[Records contained in a dataset]
• • •
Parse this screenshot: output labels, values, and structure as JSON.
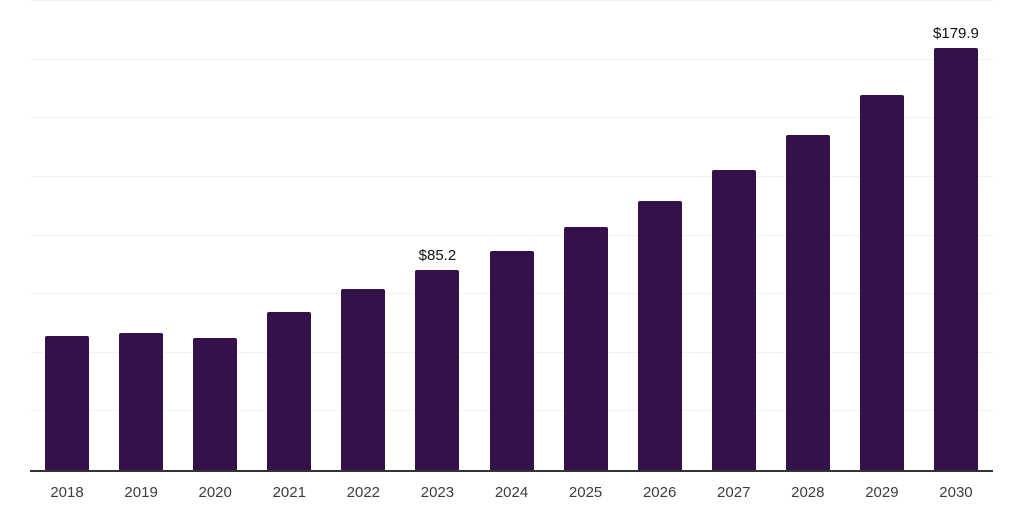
{
  "chart_data": {
    "type": "bar",
    "title": "",
    "categories": [
      "2018",
      "2019",
      "2020",
      "2021",
      "2022",
      "2023",
      "2024",
      "2025",
      "2026",
      "2027",
      "2028",
      "2029",
      "2030"
    ],
    "values": [
      57.1,
      58.4,
      56.4,
      67.5,
      77.3,
      85.2,
      93.3,
      103.8,
      114.8,
      128.0,
      142.8,
      159.8,
      179.9
    ],
    "data_labels": {
      "2023": "$85.2",
      "2030": "$179.9"
    },
    "xlabel": "",
    "ylabel": "",
    "ylim": [
      0,
      200
    ],
    "gridline_step": 25,
    "grid": true,
    "legend": false,
    "colors": {
      "bar": "#35114B",
      "axis_line": "#333333",
      "gridline": "#f2f2f2",
      "tick_text": "#3d3d3d",
      "data_label_text": "#111111"
    }
  }
}
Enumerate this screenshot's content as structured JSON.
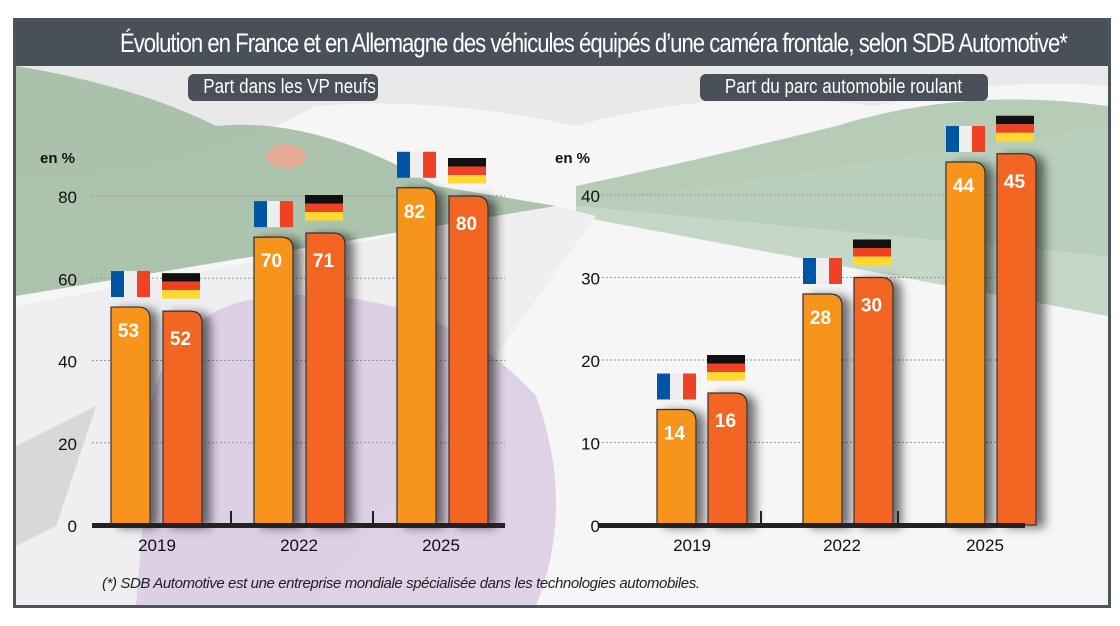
{
  "title": "Évolution en France et en Allemagne des véhicules équipés d’une caméra frontale, selon SDB Automotive*",
  "footnote": "(*) SDB Automotive est une entreprise mondiale spécialisée dans les technologies automobiles.",
  "colors": {
    "france_bar": "#f7941d",
    "germany_bar": "#f26522",
    "title_bg": "#4a5059",
    "frame": "#4a5560"
  },
  "legend_icons": [
    "france-flag-icon",
    "germany-flag-icon"
  ],
  "chart_data": [
    {
      "type": "bar",
      "title": "Part dans les VP neufs",
      "ylabel": "en %",
      "ylim": [
        0,
        80
      ],
      "yticks": [
        0,
        20,
        40,
        60,
        80
      ],
      "grid": true,
      "categories": [
        "2019",
        "2022",
        "2025"
      ],
      "series": [
        {
          "country": "France",
          "values": [
            53,
            70,
            82
          ]
        },
        {
          "country": "Allemagne",
          "values": [
            52,
            71,
            80
          ]
        }
      ]
    },
    {
      "type": "bar",
      "title": "Part du parc automobile roulant",
      "ylabel": "en %",
      "ylim": [
        0,
        40
      ],
      "yticks": [
        0,
        10,
        20,
        30,
        40
      ],
      "grid": true,
      "categories": [
        "2019",
        "2022",
        "2025"
      ],
      "series": [
        {
          "country": "France",
          "values": [
            14,
            28,
            44
          ]
        },
        {
          "country": "Allemagne",
          "values": [
            16,
            30,
            45
          ]
        }
      ]
    }
  ]
}
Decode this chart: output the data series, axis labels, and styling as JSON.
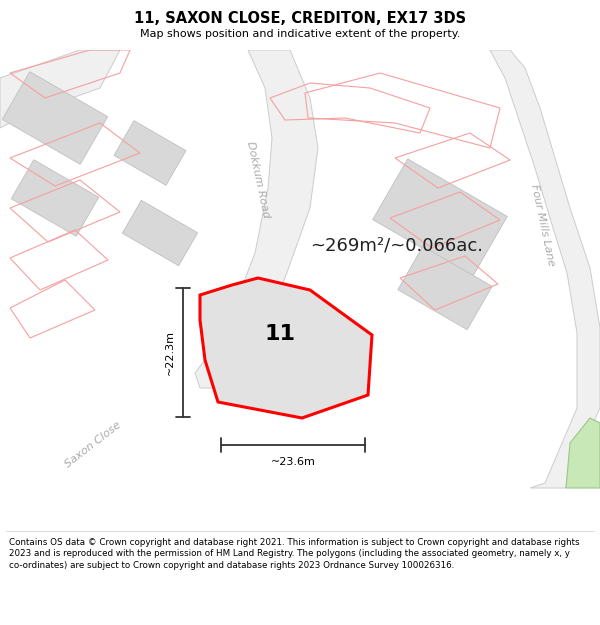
{
  "title": "11, SAXON CLOSE, CREDITON, EX17 3DS",
  "subtitle": "Map shows position and indicative extent of the property.",
  "footer": "Contains OS data © Crown copyright and database right 2021. This information is subject to Crown copyright and database rights 2023 and is reproduced with the permission of HM Land Registry. The polygons (including the associated geometry, namely x, y co-ordinates) are subject to Crown copyright and database rights 2023 Ordnance Survey 100026316.",
  "area_text": "~269m²/~0.066ac.",
  "plot_number": "11",
  "dim_height": "~22.3m",
  "dim_width": "~23.6m",
  "map_bg": "#ffffff",
  "road_fill": "#f2f2f2",
  "road_edge": "#c8c8c8",
  "plot_fill": "#e2e2e2",
  "plot_outline": "#ff0000",
  "building_fill": "#d8d8d8",
  "building_edge": "#c0c0c0",
  "lot_line_color": "#f5a0a0",
  "road_label_color": "#b0b0b0",
  "dim_color": "#333333",
  "green_fill": "#c8e8b8",
  "green_edge": "#98c888"
}
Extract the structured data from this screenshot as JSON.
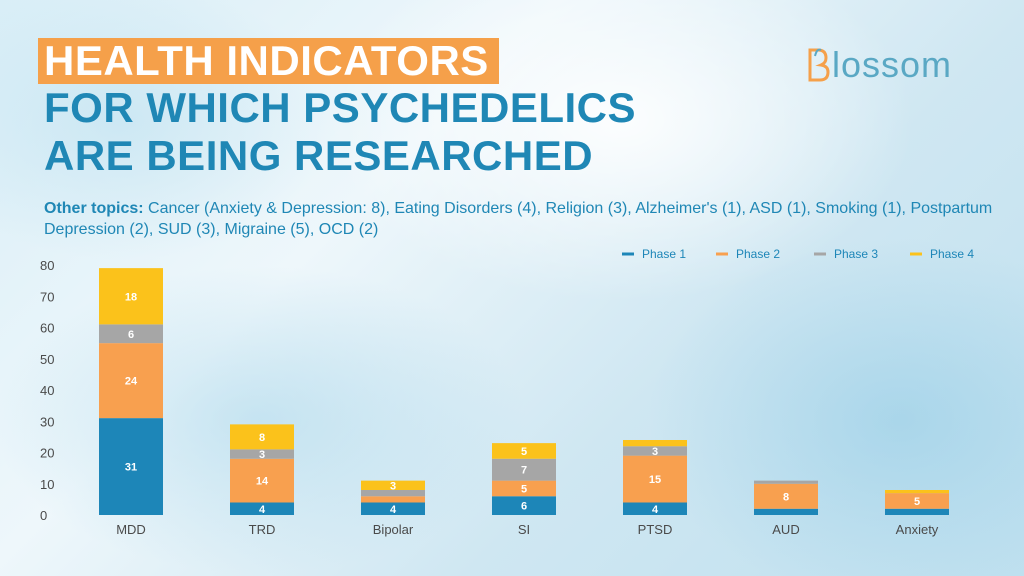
{
  "title": {
    "line1": "HEALTH INDICATORS",
    "line2": "FOR WHICH PSYCHEDELICS",
    "line3": "ARE BEING RESEARCHED"
  },
  "logo": {
    "text": "lossom",
    "icon": "blossom-b-logo"
  },
  "other_topics": {
    "lead": "Other topics:",
    "text": " Cancer (Anxiety & Depression: 8), Eating Disorders (4), Religion (3), Alzheimer's (1), ASD (1), Smoking (1), Postpartum Depression (2), SUD (3), Migraine (5), OCD (2)"
  },
  "colors": {
    "phase1": "#1d86b8",
    "phase2": "#f8a04f",
    "phase3": "#a6a6a6",
    "phase4": "#fbc21b",
    "axis_text": "#4a4a4a",
    "label": "#ffffff"
  },
  "chart_data": {
    "type": "bar",
    "stacked": true,
    "categories": [
      "MDD",
      "TRD",
      "Bipolar",
      "SI",
      "PTSD",
      "AUD",
      "Anxiety"
    ],
    "series": [
      {
        "name": "Phase 1",
        "values": [
          31,
          4,
          4,
          6,
          4,
          2,
          2
        ],
        "labels": [
          "31",
          "4",
          "4",
          "6",
          "4",
          "",
          ""
        ]
      },
      {
        "name": "Phase 2",
        "values": [
          24,
          14,
          2,
          5,
          15,
          8,
          5
        ],
        "labels": [
          "24",
          "14",
          "",
          "5",
          "15",
          "8",
          "5"
        ]
      },
      {
        "name": "Phase 3",
        "values": [
          6,
          3,
          2,
          7,
          3,
          1,
          0
        ],
        "labels": [
          "6",
          "3",
          "",
          "7",
          "3",
          "",
          ""
        ]
      },
      {
        "name": "Phase 4",
        "values": [
          18,
          8,
          3,
          5,
          2,
          0,
          1
        ],
        "labels": [
          "18",
          "8",
          "3",
          "5",
          "",
          "",
          ""
        ]
      }
    ],
    "ylim": [
      0,
      80
    ],
    "yticks": [
      "0",
      "10",
      "20",
      "30",
      "40",
      "50",
      "60",
      "70",
      "80"
    ],
    "grid": false,
    "legend": "top-right",
    "title": "",
    "xlabel": "",
    "ylabel": ""
  }
}
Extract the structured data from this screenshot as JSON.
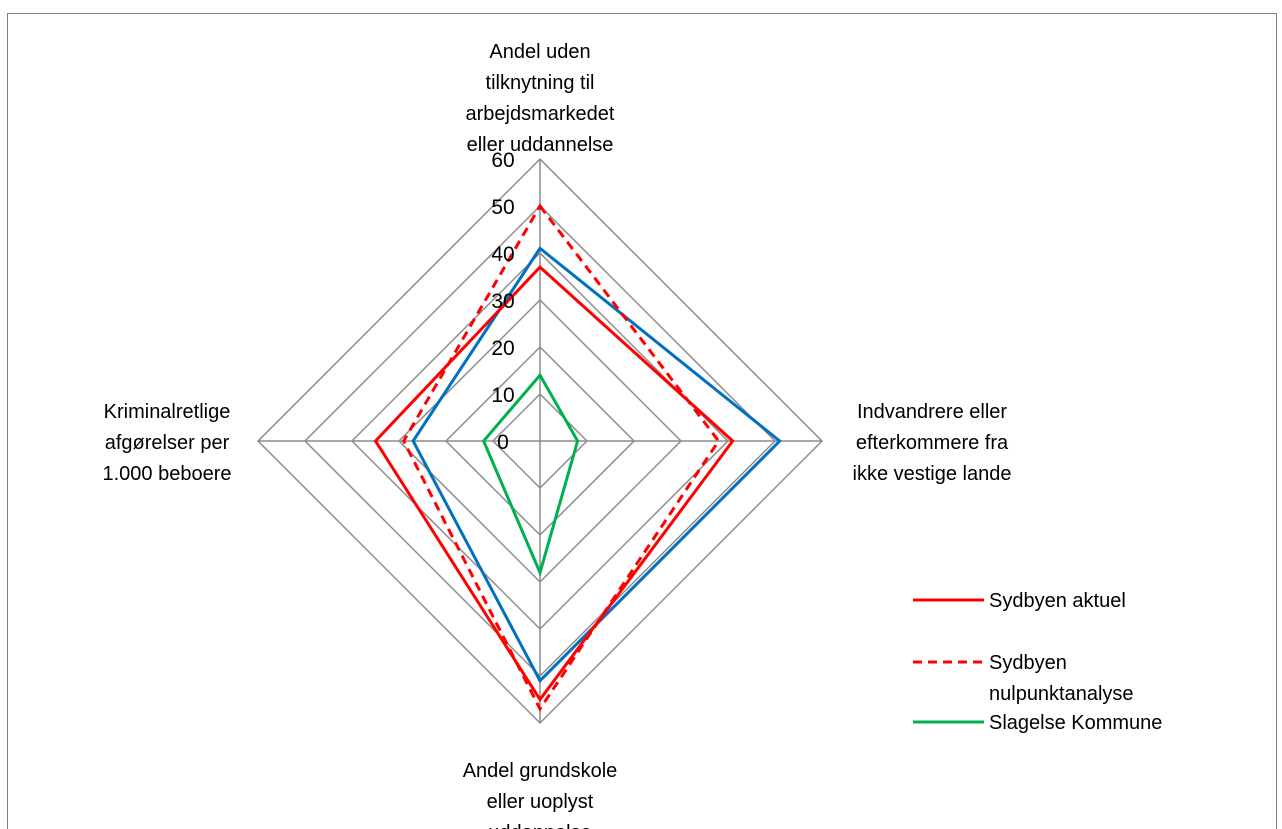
{
  "chart_data": {
    "type": "radar",
    "title": "",
    "axes": [
      "Andel uden tilknytning til arbejdsmarkedet eller uddannelse",
      "Indvandrere eller efterkommere fra ikke vestige lande",
      "Andel grundskole eller uoplyst uddannelse",
      "Kriminalretlige afgørelser per 1.000 beboere"
    ],
    "axis_label_lines": [
      [
        "Andel uden",
        "tilknytning til",
        "arbejdsmarkedet",
        "eller uddannelse"
      ],
      [
        "Indvandrere eller",
        "efterkommere fra",
        "ikke vestige lande"
      ],
      [
        "Andel grundskole",
        "eller uoplyst",
        "uddannelse"
      ],
      [
        "Kriminalretlige",
        "afgørelser per",
        "1.000 beboere"
      ]
    ],
    "rlim": [
      0,
      60
    ],
    "ticks": [
      0,
      10,
      20,
      30,
      40,
      50,
      60
    ],
    "tick_labels": [
      "0",
      "10",
      "20",
      "30",
      "40",
      "50",
      "60"
    ],
    "grid": true,
    "legend_position": "right",
    "series": [
      {
        "name": "Sydbyen aktuel",
        "values": [
          37,
          41,
          55,
          35
        ],
        "color": "#ff0000",
        "dash": "solid"
      },
      {
        "name": "Sydbyen nulpunktanalyse",
        "legend_lines": [
          "Sydbyen",
          "nulpunktanalyse"
        ],
        "values": [
          50,
          38,
          57,
          29
        ],
        "color": "#ff0000",
        "dash": "dashed"
      },
      {
        "name": "Slagelse Kommune",
        "values": [
          14,
          8,
          28,
          12
        ],
        "color": "#00b050",
        "dash": "solid"
      },
      {
        "name": "",
        "values": [
          41,
          51,
          51,
          27
        ],
        "color": "#0070c0",
        "dash": "solid"
      }
    ]
  }
}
• • •
Task goal -> Extract the entries in full, exactly as they are, minus the pictures.

Reply to the task ->
Parse this screenshot: output labels, values, and structure as JSON.
{
  "chart_data": {
    "type": "bar",
    "title": "",
    "categories": [
      "2018",
      "2019",
      "2020",
      "2021",
      "2022",
      "2023",
      "2024",
      "2025",
      "2026",
      "2027",
      "2028",
      "2029",
      "2030"
    ],
    "values": [
      57.1,
      58.4,
      56.4,
      67.5,
      77.3,
      85.2,
      93.3,
      103.8,
      114.8,
      128.0,
      142.8,
      159.8,
      179.9
    ],
    "data_labels": {
      "2023": "$85.2",
      "2030": "$179.9"
    },
    "xlabel": "",
    "ylabel": "",
    "ylim": [
      0,
      200
    ],
    "gridline_step": 25,
    "grid": true,
    "legend": false,
    "colors": {
      "bar": "#35114B",
      "axis_line": "#333333",
      "gridline": "#f2f2f2",
      "tick_text": "#3d3d3d",
      "data_label_text": "#111111"
    }
  }
}
Enumerate this screenshot's content as structured JSON.
{
  "title": "Évolution en France et en Allemagne des véhicules équipés d’une caméra frontale, selon SDB Automotive*",
  "footnote": "(*) SDB Automotive est une entreprise mondiale spécialisée dans les technologies automobiles.",
  "colors": {
    "france_bar": "#f7941d",
    "germany_bar": "#f26522",
    "title_bg": "#4a5059",
    "frame": "#4a5560"
  },
  "legend_icons": [
    "france-flag-icon",
    "germany-flag-icon"
  ],
  "chart_data": [
    {
      "type": "bar",
      "title": "Part dans les VP neufs",
      "ylabel": "en %",
      "ylim": [
        0,
        80
      ],
      "yticks": [
        0,
        20,
        40,
        60,
        80
      ],
      "grid": true,
      "categories": [
        "2019",
        "2022",
        "2025"
      ],
      "series": [
        {
          "country": "France",
          "values": [
            53,
            70,
            82
          ]
        },
        {
          "country": "Allemagne",
          "values": [
            52,
            71,
            80
          ]
        }
      ]
    },
    {
      "type": "bar",
      "title": "Part du parc automobile roulant",
      "ylabel": "en %",
      "ylim": [
        0,
        40
      ],
      "yticks": [
        0,
        10,
        20,
        30,
        40
      ],
      "grid": true,
      "categories": [
        "2019",
        "2022",
        "2025"
      ],
      "series": [
        {
          "country": "France",
          "values": [
            14,
            28,
            44
          ]
        },
        {
          "country": "Allemagne",
          "values": [
            16,
            30,
            45
          ]
        }
      ]
    }
  ]
}
Decode this chart: output the data series, axis labels, and styling as JSON.
{
  "title": "11, SAXON CLOSE, CREDITON, EX17 3DS",
  "subtitle": "Map shows position and indicative extent of the property.",
  "footer": "Contains OS data © Crown copyright and database right 2021. This information is subject to Crown copyright and database rights 2023 and is reproduced with the permission of HM Land Registry. The polygons (including the associated geometry, namely x, y co-ordinates) are subject to Crown copyright and database rights 2023 Ordnance Survey 100026316.",
  "area_text": "~269m²/~0.066ac.",
  "plot_number": "11",
  "dim_height": "~22.3m",
  "dim_width": "~23.6m",
  "map_bg": "#ffffff",
  "road_fill": "#f2f2f2",
  "road_edge": "#c8c8c8",
  "plot_fill": "#e2e2e2",
  "plot_outline": "#ff0000",
  "building_fill": "#d8d8d8",
  "building_edge": "#c0c0c0",
  "lot_line_color": "#f5a0a0",
  "road_label_color": "#b0b0b0",
  "dim_color": "#333333",
  "green_fill": "#c8e8b8",
  "green_edge": "#98c888"
}
Extract the structured data from this screenshot as JSON.
{
  "title": {
    "line1": "HEALTH INDICATORS",
    "line2": "FOR WHICH PSYCHEDELICS",
    "line3": "ARE BEING RESEARCHED"
  },
  "logo": {
    "text": "lossom",
    "icon": "blossom-b-logo"
  },
  "other_topics": {
    "lead": "Other topics:",
    "text": " Cancer (Anxiety & Depression: 8), Eating Disorders (4), Religion (3), Alzheimer's (1), ASD (1), Smoking (1), Postpartum Depression (2), SUD (3), Migraine (5), OCD (2)"
  },
  "colors": {
    "phase1": "#1d86b8",
    "phase2": "#f8a04f",
    "phase3": "#a6a6a6",
    "phase4": "#fbc21b",
    "axis_text": "#4a4a4a",
    "label": "#ffffff"
  },
  "chart_data": {
    "type": "bar",
    "stacked": true,
    "categories": [
      "MDD",
      "TRD",
      "Bipolar",
      "SI",
      "PTSD",
      "AUD",
      "Anxiety"
    ],
    "series": [
      {
        "name": "Phase 1",
        "values": [
          31,
          4,
          4,
          6,
          4,
          2,
          2
        ],
        "labels": [
          "31",
          "4",
          "4",
          "6",
          "4",
          "",
          ""
        ]
      },
      {
        "name": "Phase 2",
        "values": [
          24,
          14,
          2,
          5,
          15,
          8,
          5
        ],
        "labels": [
          "24",
          "14",
          "",
          "5",
          "15",
          "8",
          "5"
        ]
      },
      {
        "name": "Phase 3",
        "values": [
          6,
          3,
          2,
          7,
          3,
          1,
          0
        ],
        "labels": [
          "6",
          "3",
          "",
          "7",
          "3",
          "",
          ""
        ]
      },
      {
        "name": "Phase 4",
        "values": [
          18,
          8,
          3,
          5,
          2,
          0,
          1
        ],
        "labels": [
          "18",
          "8",
          "3",
          "5",
          "",
          "",
          ""
        ]
      }
    ],
    "ylim": [
      0,
      80
    ],
    "yticks": [
      "0",
      "10",
      "20",
      "30",
      "40",
      "50",
      "60",
      "70",
      "80"
    ],
    "grid": false,
    "legend": "top-right",
    "title": "",
    "xlabel": "",
    "ylabel": ""
  }
}
Extract the structured data from this screenshot as JSON.
{
  "chart_data": {
    "type": "radar",
    "title": "",
    "axes": [
      "Andel uden tilknytning til arbejdsmarkedet eller uddannelse",
      "Indvandrere eller efterkommere fra ikke vestige lande",
      "Andel grundskole eller uoplyst uddannelse",
      "Kriminalretlige afgørelser per 1.000 beboere"
    ],
    "axis_label_lines": [
      [
        "Andel uden",
        "tilknytning til",
        "arbejdsmarkedet",
        "eller uddannelse"
      ],
      [
        "Indvandrere eller",
        "efterkommere fra",
        "ikke vestige lande"
      ],
      [
        "Andel grundskole",
        "eller uoplyst",
        "uddannelse"
      ],
      [
        "Kriminalretlige",
        "afgørelser per",
        "1.000 beboere"
      ]
    ],
    "rlim": [
      0,
      60
    ],
    "ticks": [
      0,
      10,
      20,
      30,
      40,
      50,
      60
    ],
    "tick_labels": [
      "0",
      "10",
      "20",
      "30",
      "40",
      "50",
      "60"
    ],
    "grid": true,
    "legend_position": "right",
    "series": [
      {
        "name": "Sydbyen aktuel",
        "values": [
          37,
          41,
          55,
          35
        ],
        "color": "#ff0000",
        "dash": "solid"
      },
      {
        "name": "Sydbyen nulpunktanalyse",
        "legend_lines": [
          "Sydbyen",
          "nulpunktanalyse"
        ],
        "values": [
          50,
          38,
          57,
          29
        ],
        "color": "#ff0000",
        "dash": "dashed"
      },
      {
        "name": "Slagelse Kommune",
        "values": [
          14,
          8,
          28,
          12
        ],
        "color": "#00b050",
        "dash": "solid"
      },
      {
        "name": "",
        "values": [
          41,
          51,
          51,
          27
        ],
        "color": "#0070c0",
        "dash": "solid"
      }
    ]
  }
}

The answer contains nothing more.